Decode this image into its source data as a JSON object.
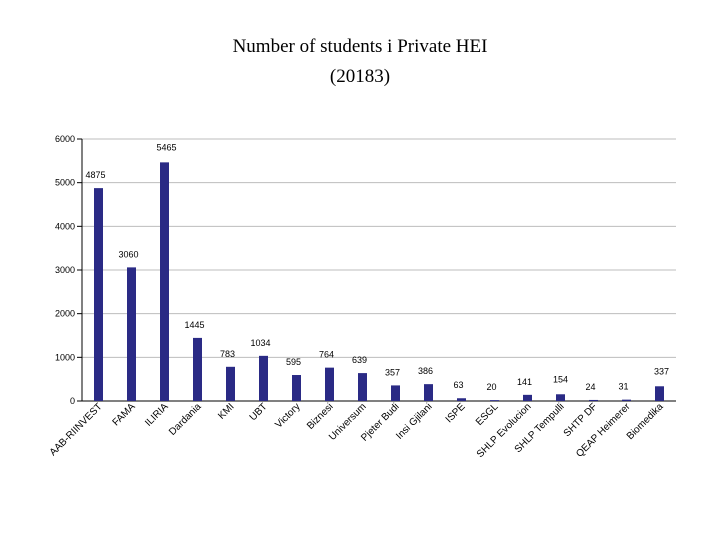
{
  "chart_data": {
    "type": "bar",
    "title": "Number of students i Private HEI",
    "subtitle": "(20183)",
    "ylim": [
      0,
      6000
    ],
    "yticks": [
      0,
      1000,
      2000,
      3000,
      4000,
      5000,
      6000
    ],
    "grid": true,
    "bar_color": "#2a2a85",
    "categories": [
      "AAB-RIINVEST",
      "FAMA",
      "ILIRIA",
      "Dardania",
      "KMI",
      "UBT",
      "Victory",
      "Biznesi",
      "Universum",
      "Pjeter Budi",
      "Insi Gjilani",
      "ISPE",
      "ESGL",
      "SHLP Evolucion",
      "SHLP Tempulli",
      "SHTP DF",
      "QEAP Heimerer",
      "Biomedika"
    ],
    "values": [
      4875,
      3060,
      5465,
      1445,
      783,
      1034,
      595,
      764,
      639,
      357,
      386,
      63,
      20,
      141,
      154,
      24,
      31,
      337
    ]
  }
}
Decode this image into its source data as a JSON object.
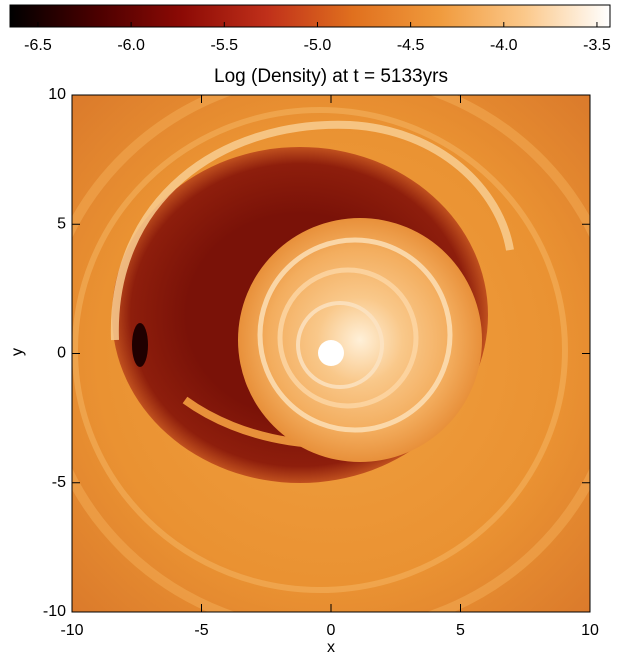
{
  "chart_data": {
    "type": "heatmap",
    "title": "Log (Density) at t = 5133yrs",
    "xlabel": "x",
    "ylabel": "y",
    "xlim": [
      -10,
      10
    ],
    "ylim": [
      -10,
      10
    ],
    "xticks": [
      -10,
      -5,
      0,
      5,
      10
    ],
    "yticks": [
      -10,
      -5,
      0,
      5,
      10
    ],
    "colorbar": {
      "lim": [
        -6.65,
        -3.43
      ],
      "ticks": [
        -6.5,
        {
          "value": -6,
          "label": "-6.0"
        },
        -5.5,
        {
          "value": -5,
          "label": "-5.0"
        },
        -4.5,
        {
          "value": -4,
          "label": "-4.0"
        },
        -3.5
      ],
      "colormap": [
        "#000000",
        "#4a0000",
        "#8c0a05",
        "#c0301a",
        "#e0701e",
        "#f09a3c",
        "#fbc88a",
        "#ffffff"
      ]
    }
  }
}
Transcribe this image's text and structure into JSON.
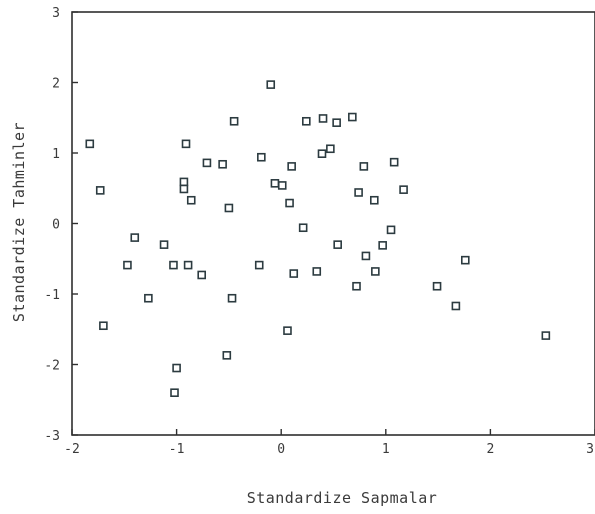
{
  "chart_data": {
    "type": "scatter",
    "title": "",
    "xlabel": "Standardize Sapmalar",
    "ylabel": "Standardize Tahminler",
    "xlim": [
      -2,
      3
    ],
    "ylim": [
      -3,
      3
    ],
    "xticks": [
      -2,
      -1,
      0,
      1,
      2,
      3
    ],
    "yticks": [
      -3,
      -2,
      -1,
      0,
      1,
      2,
      3
    ],
    "xtick_labels": [
      "-2",
      "-1",
      "0",
      "1",
      "2",
      "3"
    ],
    "ytick_labels": [
      "-3",
      "-2",
      "-1",
      "0",
      "1",
      "2",
      "3"
    ],
    "grid": false,
    "marker": "square",
    "marker_color": "#2c3b40",
    "points": [
      {
        "x": -1.83,
        "y": 1.13
      },
      {
        "x": -1.73,
        "y": 0.47
      },
      {
        "x": -1.7,
        "y": -1.45
      },
      {
        "x": -1.47,
        "y": -0.59
      },
      {
        "x": -1.4,
        "y": -0.2
      },
      {
        "x": -1.27,
        "y": -1.06
      },
      {
        "x": -1.12,
        "y": -0.3
      },
      {
        "x": -1.03,
        "y": -0.59
      },
      {
        "x": -1.0,
        "y": -2.05
      },
      {
        "x": -1.02,
        "y": -2.4
      },
      {
        "x": -0.93,
        "y": 0.59
      },
      {
        "x": -0.93,
        "y": 0.49
      },
      {
        "x": -0.91,
        "y": 1.13
      },
      {
        "x": -0.89,
        "y": -0.59
      },
      {
        "x": -0.86,
        "y": 0.33
      },
      {
        "x": -0.76,
        "y": -0.73
      },
      {
        "x": -0.71,
        "y": 0.86
      },
      {
        "x": -0.56,
        "y": 0.84
      },
      {
        "x": -0.52,
        "y": -1.87
      },
      {
        "x": -0.5,
        "y": 0.22
      },
      {
        "x": -0.47,
        "y": -1.06
      },
      {
        "x": -0.45,
        "y": 1.45
      },
      {
        "x": -0.21,
        "y": -0.59
      },
      {
        "x": -0.19,
        "y": 0.94
      },
      {
        "x": -0.1,
        "y": 1.97
      },
      {
        "x": -0.06,
        "y": 0.57
      },
      {
        "x": 0.01,
        "y": 0.54
      },
      {
        "x": 0.06,
        "y": -1.52
      },
      {
        "x": 0.08,
        "y": 0.29
      },
      {
        "x": 0.1,
        "y": 0.81
      },
      {
        "x": 0.12,
        "y": -0.71
      },
      {
        "x": 0.21,
        "y": -0.06
      },
      {
        "x": 0.24,
        "y": 1.45
      },
      {
        "x": 0.34,
        "y": -0.68
      },
      {
        "x": 0.39,
        "y": 0.99
      },
      {
        "x": 0.4,
        "y": 1.49
      },
      {
        "x": 0.47,
        "y": 1.06
      },
      {
        "x": 0.53,
        "y": 1.43
      },
      {
        "x": 0.54,
        "y": -0.3
      },
      {
        "x": 0.68,
        "y": 1.51
      },
      {
        "x": 0.72,
        "y": -0.89
      },
      {
        "x": 0.74,
        "y": 0.44
      },
      {
        "x": 0.79,
        "y": 0.81
      },
      {
        "x": 0.81,
        "y": -0.46
      },
      {
        "x": 0.89,
        "y": 0.33
      },
      {
        "x": 0.9,
        "y": -0.68
      },
      {
        "x": 0.97,
        "y": -0.31
      },
      {
        "x": 1.05,
        "y": -0.09
      },
      {
        "x": 1.08,
        "y": 0.87
      },
      {
        "x": 1.17,
        "y": 0.48
      },
      {
        "x": 1.49,
        "y": -0.89
      },
      {
        "x": 1.67,
        "y": -1.17
      },
      {
        "x": 1.76,
        "y": -0.52
      },
      {
        "x": 2.53,
        "y": -1.59
      }
    ]
  }
}
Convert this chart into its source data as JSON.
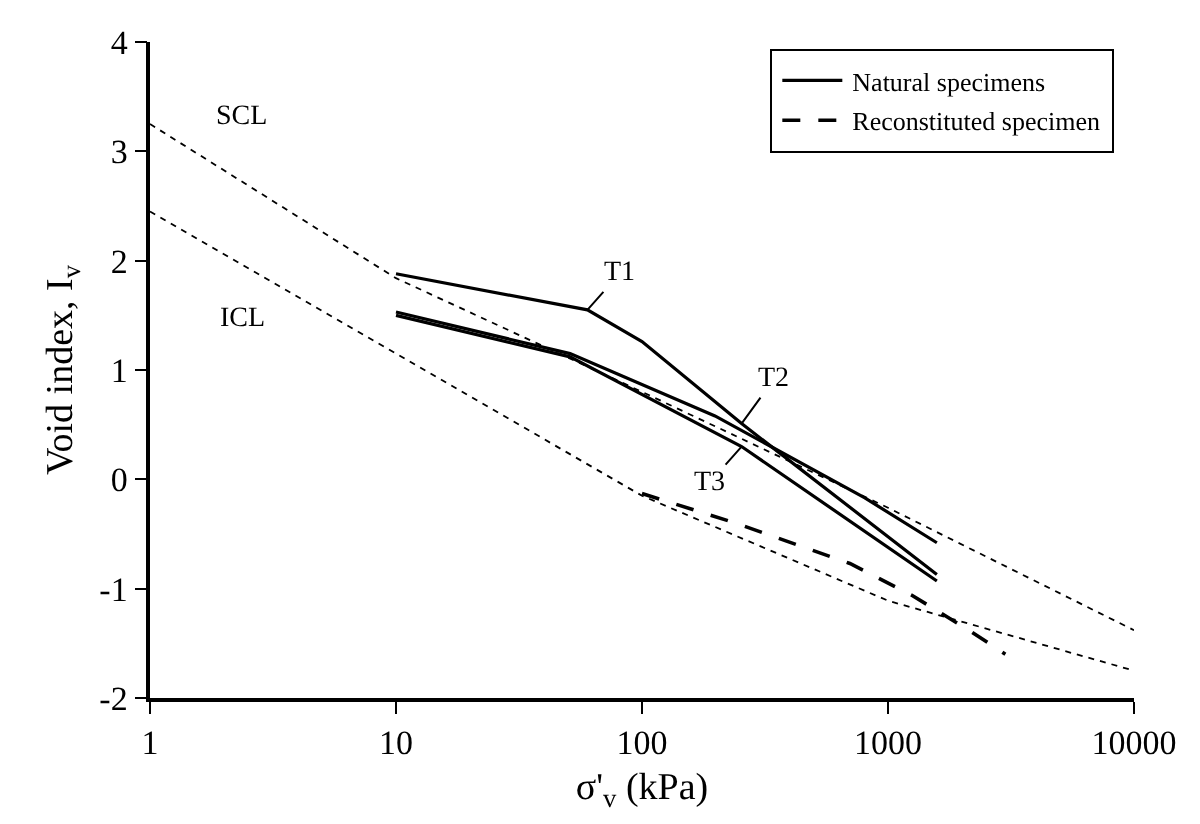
{
  "chart_data": {
    "type": "line",
    "xlabel": "σ'$_{v}$ (kPa)",
    "ylabel": "Void index, I$_{v}$",
    "log": "x",
    "xlim": [
      1,
      10000
    ],
    "xticks": [
      1,
      10,
      100,
      1000,
      10000
    ],
    "ylim": [
      -2,
      4
    ],
    "yticks": [
      -2,
      -1,
      0,
      1,
      2,
      3,
      4
    ],
    "legend": "top right",
    "marker": "none",
    "series": [
      {
        "name": "Natural specimens",
        "color": "#000000",
        "line_style": "solid",
        "x": [
          10,
          60,
          100,
          254,
          1580
        ],
        "values": [
          1.88,
          1.55,
          1.26,
          0.51,
          -0.87
        ]
      },
      {
        "color": "#000000",
        "line_style": "solid",
        "x": [
          10,
          51,
          198,
          805,
          1580
        ],
        "values": [
          1.53,
          1.15,
          0.58,
          -0.17,
          -0.58
        ]
      },
      {
        "color": "#000000",
        "line_style": "solid",
        "x": [
          10,
          51,
          254,
          1580
        ],
        "values": [
          1.5,
          1.12,
          0.3,
          -0.93
        ]
      },
      {
        "name": "Reconstituted specimen",
        "color": "#000000",
        "line_style": "dashed",
        "x": [
          100,
          240,
          700,
          1250,
          2200,
          3000
        ],
        "values": [
          -0.13,
          -0.4,
          -0.77,
          -1.06,
          -1.4,
          -1.6
        ]
      },
      {
        "color": "#000000",
        "line_style": "dotted",
        "x": [
          1,
          10,
          100,
          1000,
          10000
        ],
        "values": [
          3.25,
          1.84,
          0.8,
          -0.26,
          -1.38
        ]
      },
      {
        "color": "#000000",
        "line_style": "dotted",
        "x": [
          1,
          10,
          100,
          1000,
          10000
        ],
        "values": [
          2.45,
          1.15,
          -0.15,
          -1.11,
          -1.75
        ]
      }
    ],
    "annotations": [
      {
        "text": "SCL",
        "x": 1,
        "y": 3.25
      },
      {
        "text": "ICL",
        "x": 2.4,
        "y": 1.95
      },
      {
        "text": "T1",
        "x": 60,
        "y": 1.55
      },
      {
        "text": "T2",
        "x": 254,
        "y": 0.51
      },
      {
        "text": "T3",
        "x": 254,
        "y": 0.3
      }
    ]
  }
}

» PROBLEM TO WORK ON
Search the entries for the word "this", then gather every line that has it.

» WRITTEN RESPONSE
Decode this image into its source data as a JSON object.
Decode this image into its source data as a JSON object.
Transcribe this image's text and structure into JSON.
Convert this chart into its source data as JSON.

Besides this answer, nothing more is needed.